### Task directions:
In the data below, rename "series-pointer-arrow" to "series-arrow" wherever it occurs, and repeat every line with nothing else changed.

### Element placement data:
*-*-*

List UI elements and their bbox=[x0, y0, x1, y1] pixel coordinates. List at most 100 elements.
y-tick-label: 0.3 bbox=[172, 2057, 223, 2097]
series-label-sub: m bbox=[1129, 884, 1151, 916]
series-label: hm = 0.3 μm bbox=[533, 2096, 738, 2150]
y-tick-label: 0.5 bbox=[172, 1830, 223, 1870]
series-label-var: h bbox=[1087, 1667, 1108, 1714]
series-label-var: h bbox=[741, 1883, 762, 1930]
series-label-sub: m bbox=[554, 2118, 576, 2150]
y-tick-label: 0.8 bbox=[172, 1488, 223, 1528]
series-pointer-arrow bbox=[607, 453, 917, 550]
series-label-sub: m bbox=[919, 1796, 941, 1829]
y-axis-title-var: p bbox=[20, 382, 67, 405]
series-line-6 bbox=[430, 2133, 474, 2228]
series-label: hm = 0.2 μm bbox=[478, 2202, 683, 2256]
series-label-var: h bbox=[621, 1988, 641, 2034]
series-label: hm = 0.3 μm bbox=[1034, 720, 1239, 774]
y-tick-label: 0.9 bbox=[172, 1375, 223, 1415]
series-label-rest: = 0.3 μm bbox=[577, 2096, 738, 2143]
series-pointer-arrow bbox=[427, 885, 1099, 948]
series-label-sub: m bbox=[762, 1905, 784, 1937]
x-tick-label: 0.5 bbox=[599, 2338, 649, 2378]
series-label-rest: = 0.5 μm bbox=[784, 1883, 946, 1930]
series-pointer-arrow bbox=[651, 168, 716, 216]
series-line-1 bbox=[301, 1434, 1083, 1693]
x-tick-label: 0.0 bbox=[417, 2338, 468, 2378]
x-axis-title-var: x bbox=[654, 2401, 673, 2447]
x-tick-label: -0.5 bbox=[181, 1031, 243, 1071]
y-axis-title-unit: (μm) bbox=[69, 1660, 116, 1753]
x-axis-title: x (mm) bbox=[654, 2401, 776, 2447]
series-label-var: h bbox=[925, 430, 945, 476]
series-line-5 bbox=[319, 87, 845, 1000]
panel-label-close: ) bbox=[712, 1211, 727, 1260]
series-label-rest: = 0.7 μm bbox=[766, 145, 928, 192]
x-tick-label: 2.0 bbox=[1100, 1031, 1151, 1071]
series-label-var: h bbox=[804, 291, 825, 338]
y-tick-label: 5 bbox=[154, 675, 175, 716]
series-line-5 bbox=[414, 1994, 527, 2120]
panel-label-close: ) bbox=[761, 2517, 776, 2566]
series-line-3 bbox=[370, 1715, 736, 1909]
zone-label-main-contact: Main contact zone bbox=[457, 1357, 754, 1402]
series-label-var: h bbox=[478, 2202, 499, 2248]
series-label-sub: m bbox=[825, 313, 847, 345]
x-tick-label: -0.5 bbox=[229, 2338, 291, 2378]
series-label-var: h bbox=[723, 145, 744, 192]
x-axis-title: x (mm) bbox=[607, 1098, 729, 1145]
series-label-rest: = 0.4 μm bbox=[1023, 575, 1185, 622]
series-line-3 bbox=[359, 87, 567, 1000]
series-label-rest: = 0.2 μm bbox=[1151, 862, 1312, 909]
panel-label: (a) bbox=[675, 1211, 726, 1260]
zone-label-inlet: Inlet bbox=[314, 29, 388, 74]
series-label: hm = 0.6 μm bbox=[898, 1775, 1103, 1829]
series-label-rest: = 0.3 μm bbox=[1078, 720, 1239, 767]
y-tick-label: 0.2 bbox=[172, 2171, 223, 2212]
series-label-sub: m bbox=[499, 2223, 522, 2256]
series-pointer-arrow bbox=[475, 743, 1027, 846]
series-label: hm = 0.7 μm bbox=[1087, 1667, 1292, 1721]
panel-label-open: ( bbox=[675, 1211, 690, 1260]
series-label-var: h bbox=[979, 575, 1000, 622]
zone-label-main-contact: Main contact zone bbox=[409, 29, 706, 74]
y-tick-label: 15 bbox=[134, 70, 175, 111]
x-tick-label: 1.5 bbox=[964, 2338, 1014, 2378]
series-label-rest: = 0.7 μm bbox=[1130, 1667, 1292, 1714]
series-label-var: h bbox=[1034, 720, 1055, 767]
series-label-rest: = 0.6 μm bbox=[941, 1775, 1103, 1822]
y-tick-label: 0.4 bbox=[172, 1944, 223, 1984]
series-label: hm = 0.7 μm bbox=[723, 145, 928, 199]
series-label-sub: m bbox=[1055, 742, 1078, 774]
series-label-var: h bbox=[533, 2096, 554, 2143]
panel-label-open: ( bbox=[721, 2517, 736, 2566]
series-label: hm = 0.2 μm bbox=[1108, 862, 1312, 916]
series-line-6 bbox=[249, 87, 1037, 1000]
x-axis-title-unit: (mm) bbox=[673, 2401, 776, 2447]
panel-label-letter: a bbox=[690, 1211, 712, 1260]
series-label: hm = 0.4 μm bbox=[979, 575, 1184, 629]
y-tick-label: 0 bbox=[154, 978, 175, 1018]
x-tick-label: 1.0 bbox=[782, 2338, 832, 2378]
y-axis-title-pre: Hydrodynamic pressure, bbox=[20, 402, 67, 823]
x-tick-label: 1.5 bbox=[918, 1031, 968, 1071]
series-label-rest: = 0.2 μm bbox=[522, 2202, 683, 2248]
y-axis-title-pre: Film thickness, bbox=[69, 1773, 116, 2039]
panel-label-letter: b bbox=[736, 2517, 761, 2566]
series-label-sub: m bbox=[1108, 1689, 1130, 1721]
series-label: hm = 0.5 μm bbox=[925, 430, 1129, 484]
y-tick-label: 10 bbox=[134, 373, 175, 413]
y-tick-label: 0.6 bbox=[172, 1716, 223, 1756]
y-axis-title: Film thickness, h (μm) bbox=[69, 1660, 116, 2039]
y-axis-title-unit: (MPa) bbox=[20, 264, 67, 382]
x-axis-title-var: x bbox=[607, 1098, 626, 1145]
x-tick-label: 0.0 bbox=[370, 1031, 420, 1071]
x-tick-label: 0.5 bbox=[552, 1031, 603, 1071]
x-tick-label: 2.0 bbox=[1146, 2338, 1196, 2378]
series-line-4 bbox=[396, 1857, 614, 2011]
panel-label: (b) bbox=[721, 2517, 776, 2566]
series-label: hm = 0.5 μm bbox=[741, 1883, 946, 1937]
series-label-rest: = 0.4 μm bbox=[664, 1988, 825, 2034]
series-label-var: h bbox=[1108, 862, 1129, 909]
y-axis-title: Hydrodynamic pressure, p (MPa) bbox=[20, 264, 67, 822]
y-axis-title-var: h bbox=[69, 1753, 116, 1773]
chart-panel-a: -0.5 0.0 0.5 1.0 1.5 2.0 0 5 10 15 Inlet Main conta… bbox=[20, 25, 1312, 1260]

*-*-*

### Solution:
List UI elements and their bbox=[x0, y0, x1, y1] pixel coordinates. List at most 100 elements.
y-tick-label: 0.3 bbox=[172, 2057, 223, 2097]
series-label-sub: m bbox=[1129, 884, 1151, 916]
series-label: hm = 0.3 μm bbox=[533, 2096, 738, 2150]
y-tick-label: 0.5 bbox=[172, 1830, 223, 1870]
series-label-var: h bbox=[1087, 1667, 1108, 1714]
series-label-var: h bbox=[741, 1883, 762, 1930]
series-label-sub: m bbox=[554, 2118, 576, 2150]
y-tick-label: 0.8 bbox=[172, 1488, 223, 1528]
series-arrow bbox=[607, 453, 917, 550]
series-label-sub: m bbox=[919, 1796, 941, 1829]
y-axis-title-var: p bbox=[20, 382, 67, 405]
series-line-6 bbox=[430, 2133, 474, 2228]
series-label: hm = 0.2 μm bbox=[478, 2202, 683, 2256]
series-label-var: h bbox=[621, 1988, 641, 2034]
series-label: hm = 0.3 μm bbox=[1034, 720, 1239, 774]
y-tick-label: 0.9 bbox=[172, 1375, 223, 1415]
series-label-rest: = 0.3 μm bbox=[577, 2096, 738, 2143]
series-arrow bbox=[427, 885, 1099, 948]
series-label-sub: m bbox=[762, 1905, 784, 1937]
x-tick-label: 0.5 bbox=[599, 2338, 649, 2378]
series-label-rest: = 0.5 μm bbox=[784, 1883, 946, 1930]
series-arrow bbox=[651, 168, 716, 216]
series-line-1 bbox=[301, 1434, 1083, 1693]
x-tick-label: 0.0 bbox=[417, 2338, 468, 2378]
x-axis-title-var: x bbox=[654, 2401, 673, 2447]
x-tick-label: -0.5 bbox=[181, 1031, 243, 1071]
y-axis-title-unit: (μm) bbox=[69, 1660, 116, 1753]
x-axis-title: x (mm) bbox=[654, 2401, 776, 2447]
series-label-var: h bbox=[925, 430, 945, 476]
series-line-5 bbox=[319, 87, 845, 1000]
panel-label-close: ) bbox=[712, 1211, 727, 1260]
series-label-rest: = 0.7 μm bbox=[766, 145, 928, 192]
x-tick-label: 2.0 bbox=[1100, 1031, 1151, 1071]
series-label-var: h bbox=[804, 291, 825, 338]
y-tick-label: 5 bbox=[154, 675, 175, 716]
series-line-5 bbox=[414, 1994, 527, 2120]
panel-label-close: ) bbox=[761, 2517, 776, 2566]
series-line-3 bbox=[370, 1715, 736, 1909]
zone-label-main-contact: Main contact zone bbox=[457, 1357, 754, 1402]
series-label-var: h bbox=[478, 2202, 499, 2248]
series-label-sub: m bbox=[825, 313, 847, 345]
x-tick-label: -0.5 bbox=[229, 2338, 291, 2378]
series-label-var: h bbox=[723, 145, 744, 192]
x-axis-title: x (mm) bbox=[607, 1098, 729, 1145]
series-label-rest: = 0.4 μm bbox=[1023, 575, 1185, 622]
series-line-3 bbox=[359, 87, 567, 1000]
series-label-rest: = 0.2 μm bbox=[1151, 862, 1312, 909]
panel-label: (a) bbox=[675, 1211, 726, 1260]
zone-label-inlet: Inlet bbox=[314, 29, 388, 74]
series-label: hm = 0.6 μm bbox=[898, 1775, 1103, 1829]
series-label-rest: = 0.3 μm bbox=[1078, 720, 1239, 767]
y-tick-label: 0.2 bbox=[172, 2171, 223, 2212]
series-label-sub: m bbox=[499, 2223, 522, 2256]
series-arrow bbox=[475, 743, 1027, 846]
series-label: hm = 0.7 μm bbox=[1087, 1667, 1292, 1721]
panel-label-open: ( bbox=[675, 1211, 690, 1260]
series-label-var: h bbox=[979, 575, 1000, 622]
zone-label-main-contact: Main contact zone bbox=[409, 29, 706, 74]
y-tick-label: 15 bbox=[134, 70, 175, 111]
x-tick-label: 1.5 bbox=[964, 2338, 1014, 2378]
series-label-rest: = 0.7 μm bbox=[1130, 1667, 1292, 1714]
series-label-var: h bbox=[1034, 720, 1055, 767]
series-label-rest: = 0.6 μm bbox=[941, 1775, 1103, 1822]
y-tick-label: 0.4 bbox=[172, 1944, 223, 1984]
series-label: hm = 0.7 μm bbox=[723, 145, 928, 199]
series-label-sub: m bbox=[1055, 742, 1078, 774]
series-label-var: h bbox=[533, 2096, 554, 2143]
panel-label-open: ( bbox=[721, 2517, 736, 2566]
series-label: hm = 0.2 μm bbox=[1108, 862, 1312, 916]
series-line-6 bbox=[249, 87, 1037, 1000]
x-axis-title-unit: (mm) bbox=[673, 2401, 776, 2447]
panel-label-letter: a bbox=[690, 1211, 712, 1260]
series-label: hm = 0.4 μm bbox=[979, 575, 1184, 629]
y-tick-label: 0 bbox=[154, 978, 175, 1018]
x-tick-label: 1.0 bbox=[782, 2338, 832, 2378]
y-axis-title-pre: Hydrodynamic pressure, bbox=[20, 402, 67, 823]
x-tick-label: 1.5 bbox=[918, 1031, 968, 1071]
series-label-rest: = 0.2 μm bbox=[522, 2202, 683, 2248]
y-axis-title-pre: Film thickness, bbox=[69, 1773, 116, 2039]
panel-label-letter: b bbox=[736, 2517, 761, 2566]
series-label-sub: m bbox=[1108, 1689, 1130, 1721]
series-label: hm = 0.5 μm bbox=[925, 430, 1129, 484]
y-tick-label: 10 bbox=[134, 373, 175, 413]
y-tick-label: 0.6 bbox=[172, 1716, 223, 1756]
y-axis-title: Film thickness, h (μm) bbox=[69, 1660, 116, 2039]
y-axis-title-unit: (MPa) bbox=[20, 264, 67, 382]
x-axis-title-var: x bbox=[607, 1098, 626, 1145]
x-tick-label: 0.0 bbox=[370, 1031, 420, 1071]
x-tick-label: 0.5 bbox=[552, 1031, 603, 1071]
x-tick-label: 2.0 bbox=[1146, 2338, 1196, 2378]
series-line-4 bbox=[396, 1857, 614, 2011]
panel-label: (b) bbox=[721, 2517, 776, 2566]
series-label: hm = 0.5 μm bbox=[741, 1883, 946, 1937]
series-label-rest: = 0.4 μm bbox=[664, 1988, 825, 2034]
series-label-var: h bbox=[1108, 862, 1129, 909]
y-axis-title: Hydrodynamic pressure, p (MPa) bbox=[20, 264, 67, 822]
y-axis-title-var: h bbox=[69, 1753, 116, 1773]
chart-panel-a: -0.5 0.0 0.5 1.0 1.5 2.0 0 5 10 15 Inlet Main conta… bbox=[20, 25, 1312, 1260]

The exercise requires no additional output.